The problem: Convert the entries below into a JSON list of strings, one string per line, leaving out any blank lines.
-- BEGIN Records shown --
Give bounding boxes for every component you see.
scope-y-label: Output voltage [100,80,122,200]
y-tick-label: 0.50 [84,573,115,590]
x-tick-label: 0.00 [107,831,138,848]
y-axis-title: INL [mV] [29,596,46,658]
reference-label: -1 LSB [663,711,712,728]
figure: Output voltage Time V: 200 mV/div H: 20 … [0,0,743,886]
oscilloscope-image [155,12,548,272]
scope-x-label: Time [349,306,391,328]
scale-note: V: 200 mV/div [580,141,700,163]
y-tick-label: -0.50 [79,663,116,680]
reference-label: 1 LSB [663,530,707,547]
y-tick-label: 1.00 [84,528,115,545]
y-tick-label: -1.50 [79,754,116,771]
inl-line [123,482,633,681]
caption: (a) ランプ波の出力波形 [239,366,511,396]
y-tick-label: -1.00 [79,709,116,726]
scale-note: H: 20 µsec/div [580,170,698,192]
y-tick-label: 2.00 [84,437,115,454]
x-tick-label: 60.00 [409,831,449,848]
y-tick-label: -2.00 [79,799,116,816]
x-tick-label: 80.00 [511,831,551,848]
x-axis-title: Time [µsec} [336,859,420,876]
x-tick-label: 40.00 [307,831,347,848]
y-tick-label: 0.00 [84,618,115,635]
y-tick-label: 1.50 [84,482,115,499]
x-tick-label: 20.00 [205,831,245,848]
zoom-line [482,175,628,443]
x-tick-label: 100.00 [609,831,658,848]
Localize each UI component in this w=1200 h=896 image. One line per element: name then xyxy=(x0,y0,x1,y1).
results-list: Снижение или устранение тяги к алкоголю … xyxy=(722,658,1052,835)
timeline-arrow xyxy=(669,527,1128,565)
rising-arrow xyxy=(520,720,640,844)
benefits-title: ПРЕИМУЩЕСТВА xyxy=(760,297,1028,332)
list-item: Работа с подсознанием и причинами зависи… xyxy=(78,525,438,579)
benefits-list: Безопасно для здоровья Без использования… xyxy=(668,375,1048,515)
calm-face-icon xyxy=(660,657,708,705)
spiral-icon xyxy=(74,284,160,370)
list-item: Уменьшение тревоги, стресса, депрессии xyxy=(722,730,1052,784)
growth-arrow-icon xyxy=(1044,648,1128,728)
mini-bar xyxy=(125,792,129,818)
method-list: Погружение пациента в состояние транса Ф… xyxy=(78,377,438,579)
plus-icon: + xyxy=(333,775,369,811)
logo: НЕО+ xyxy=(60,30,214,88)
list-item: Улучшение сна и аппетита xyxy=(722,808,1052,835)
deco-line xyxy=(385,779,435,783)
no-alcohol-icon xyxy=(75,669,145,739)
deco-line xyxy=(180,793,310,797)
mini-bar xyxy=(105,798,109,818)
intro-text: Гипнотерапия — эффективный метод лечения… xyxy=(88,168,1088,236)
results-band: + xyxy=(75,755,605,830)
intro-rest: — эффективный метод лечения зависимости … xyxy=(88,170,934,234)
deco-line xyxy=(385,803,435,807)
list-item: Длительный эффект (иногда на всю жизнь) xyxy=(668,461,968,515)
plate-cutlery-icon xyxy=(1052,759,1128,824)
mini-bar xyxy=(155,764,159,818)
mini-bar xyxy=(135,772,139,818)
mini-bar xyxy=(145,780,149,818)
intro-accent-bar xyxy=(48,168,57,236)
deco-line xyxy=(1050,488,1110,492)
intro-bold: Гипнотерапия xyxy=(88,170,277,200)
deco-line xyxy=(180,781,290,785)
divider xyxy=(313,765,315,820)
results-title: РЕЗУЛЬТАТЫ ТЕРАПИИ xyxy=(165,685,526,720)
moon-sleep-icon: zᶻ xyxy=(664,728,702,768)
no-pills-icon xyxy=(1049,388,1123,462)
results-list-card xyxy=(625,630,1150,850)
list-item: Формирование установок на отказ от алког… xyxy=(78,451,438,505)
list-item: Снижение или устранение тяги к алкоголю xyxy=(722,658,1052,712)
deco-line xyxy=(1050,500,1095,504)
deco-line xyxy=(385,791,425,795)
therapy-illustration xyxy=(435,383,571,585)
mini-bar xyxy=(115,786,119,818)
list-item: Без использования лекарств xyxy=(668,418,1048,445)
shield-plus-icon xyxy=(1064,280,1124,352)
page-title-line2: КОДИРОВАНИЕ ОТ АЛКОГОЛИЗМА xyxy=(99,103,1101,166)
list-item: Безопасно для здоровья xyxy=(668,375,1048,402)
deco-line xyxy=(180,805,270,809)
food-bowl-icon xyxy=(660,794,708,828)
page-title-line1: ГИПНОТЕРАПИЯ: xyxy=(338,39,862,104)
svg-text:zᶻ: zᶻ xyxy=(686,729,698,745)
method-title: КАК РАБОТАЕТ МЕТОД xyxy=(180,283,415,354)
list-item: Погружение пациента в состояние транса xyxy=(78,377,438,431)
-- END Records shown --
The reply:
[
  "Give bounding boxes for every component you see.",
  "scope-y-label: Output voltage [100,80,122,200]",
  "y-tick-label: 0.50 [84,573,115,590]",
  "x-tick-label: 0.00 [107,831,138,848]",
  "y-axis-title: INL [mV] [29,596,46,658]",
  "reference-label: -1 LSB [663,711,712,728]",
  "figure: Output voltage Time V: 200 mV/div H: 20 … [0,0,743,886]",
  "oscilloscope-image [155,12,548,272]",
  "scope-x-label: Time [349,306,391,328]",
  "scale-note: V: 200 mV/div [580,141,700,163]",
  "y-tick-label: -0.50 [79,663,116,680]",
  "reference-label: 1 LSB [663,530,707,547]",
  "y-tick-label: 1.00 [84,528,115,545]",
  "y-tick-label: -1.50 [79,754,116,771]",
  "inl-line [123,482,633,681]",
  "caption: (a) ランプ波の出力波形 [239,366,511,396]",
  "y-tick-label: -1.00 [79,709,116,726]",
  "scale-note: H: 20 µsec/div [580,170,698,192]",
  "y-tick-label: 2.00 [84,437,115,454]",
  "x-tick-label: 60.00 [409,831,449,848]",
  "y-tick-label: -2.00 [79,799,116,816]",
  "x-tick-label: 80.00 [511,831,551,848]",
  "x-axis-title: Time [µsec} [336,859,420,876]",
  "x-tick-label: 40.00 [307,831,347,848]",
  "y-tick-label: 0.00 [84,618,115,635]",
  "y-tick-label: 1.50 [84,482,115,499]",
  "x-tick-label: 20.00 [205,831,245,848]",
  "zoom-line [482,175,628,443]",
  "x-tick-label: 100.00 [609,831,658,848]",
  "Localize each UI component in this w=1200 h=896 image. One line per element: name then xyxy=(x0,y0,x1,y1).",
  "results-list: Снижение или устранение тяги к алкоголю … xyxy=(722,658,1052,835)",
  "timeline-arrow xyxy=(669,527,1128,565)",
  "rising-arrow xyxy=(520,720,640,844)",
  "benefits-title: ПРЕИМУЩЕСТВА xyxy=(760,297,1028,332)",
  "list-item: Работа с подсознанием и причинами зависи… xyxy=(78,525,438,579)",
  "benefits-list: Безопасно для здоровья Без использования… xyxy=(668,375,1048,515)",
  "calm-face-icon xyxy=(660,657,708,705)",
  "spiral-icon xyxy=(74,284,160,370)",
  "list-item: Уменьшение тревоги, стресса, депрессии xyxy=(722,730,1052,784)",
  "growth-arrow-icon xyxy=(1044,648,1128,728)",
  "mini-bar xyxy=(125,792,129,818)",
  "method-list: Погружение пациента в состояние транса Ф… xyxy=(78,377,438,579)",
  "plus-icon: + xyxy=(333,775,369,811)",
  "logo: НЕО+ xyxy=(60,30,214,88)",
  "list-item: Улучшение сна и аппетита xyxy=(722,808,1052,835)",
  "deco-line xyxy=(385,779,435,783)",
  "no-alcohol-icon xyxy=(75,669,145,739)",
  "deco-line xyxy=(180,793,310,797)",
  "mini-bar xyxy=(105,798,109,818)",
  "intro-text: Гипнотерапия — эффективный метод лечения… xyxy=(88,168,1088,236)",
  "results-band: + xyxy=(75,755,605,830)",
  "intro-rest: — эффективный метод лечения зависимости … xyxy=(88,170,934,234)",
  "deco-line xyxy=(385,803,435,807)",
  "list-item: Длительный эффект (иногда на всю жизнь) xyxy=(668,461,968,515)",
  "plate-cutlery-icon xyxy=(1052,759,1128,824)",
  "mini-bar xyxy=(155,764,159,818)",
  "mini-bar xyxy=(135,772,139,818)",
  "mini-bar xyxy=(145,780,149,818)",
  "intro-accent-bar xyxy=(48,168,57,236)",
  "deco-line xyxy=(1050,488,1110,492)",
  "intro-bold: Гипнотерапия xyxy=(88,170,277,200)",
  "deco-line xyxy=(180,781,290,785)",
  "divider xyxy=(313,765,315,820)",
  "results-title: РЕЗУЛЬТАТЫ ТЕРАПИИ xyxy=(165,685,526,720)",
  "moon-sleep-icon: zᶻ xyxy=(664,728,702,768)",
  "no-pills-icon xyxy=(1049,388,1123,462)",
  "results-list-card xyxy=(625,630,1150,850)",
  "list-item: Формирование установок на отказ от алког… xyxy=(78,451,438,505)",
  "list-item: Снижение или устранение тяги к алкоголю xyxy=(722,658,1052,712)",
  "deco-line xyxy=(1050,500,1095,504)",
  "deco-line xyxy=(385,791,425,795)",
  "therapy-illustration xyxy=(435,383,571,585)",
  "mini-bar xyxy=(115,786,119,818)",
  "list-item: Без использования лекарств xyxy=(668,418,1048,445)",
  "shield-plus-icon xyxy=(1064,280,1124,352)",
  "page-title-line2: КОДИРОВАНИЕ ОТ АЛКОГОЛИЗМА xyxy=(99,103,1101,166)",
  "list-item: Безопасно для здоровья xyxy=(668,375,1048,402)",
  "deco-line xyxy=(180,805,270,809)",
  "food-bowl-icon xyxy=(660,794,708,828)",
  "page-title-line1: ГИПНОТЕРАПИЯ: xyxy=(338,39,862,104)",
  "svg-text:zᶻ: zᶻ xyxy=(686,729,698,745)",
  "method-title: КАК РАБОТАЕТ МЕТОД xyxy=(180,283,415,354)",
  "list-item: Погружение пациента в состояние транса xyxy=(78,377,438,431)"
]